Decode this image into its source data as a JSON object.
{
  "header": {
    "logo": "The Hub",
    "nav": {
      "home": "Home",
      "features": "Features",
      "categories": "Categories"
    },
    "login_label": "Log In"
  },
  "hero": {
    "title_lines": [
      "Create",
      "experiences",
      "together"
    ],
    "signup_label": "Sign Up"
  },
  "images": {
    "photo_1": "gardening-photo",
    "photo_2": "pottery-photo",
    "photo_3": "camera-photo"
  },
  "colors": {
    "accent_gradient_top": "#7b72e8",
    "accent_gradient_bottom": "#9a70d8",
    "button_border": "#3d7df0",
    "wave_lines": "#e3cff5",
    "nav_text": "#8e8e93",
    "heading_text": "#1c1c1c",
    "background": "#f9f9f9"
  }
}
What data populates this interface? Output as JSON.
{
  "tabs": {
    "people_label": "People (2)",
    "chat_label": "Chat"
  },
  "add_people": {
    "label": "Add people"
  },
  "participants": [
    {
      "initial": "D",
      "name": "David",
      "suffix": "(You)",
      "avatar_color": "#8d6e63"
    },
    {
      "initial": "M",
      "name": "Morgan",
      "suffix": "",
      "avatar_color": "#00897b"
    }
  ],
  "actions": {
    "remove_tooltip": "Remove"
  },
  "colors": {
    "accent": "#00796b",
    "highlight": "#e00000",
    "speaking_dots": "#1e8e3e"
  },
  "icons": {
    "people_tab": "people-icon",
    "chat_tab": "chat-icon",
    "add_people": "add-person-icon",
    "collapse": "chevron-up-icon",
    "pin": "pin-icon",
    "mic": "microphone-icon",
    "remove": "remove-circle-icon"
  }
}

* **Instructions for the task**: Each line in the data that holds the string "photo" should be found and copied.

* **Written solution**:
    "photo_1": "gardening-photo",
    "photo_2": "pottery-photo",
    "photo_3": "camera-photo"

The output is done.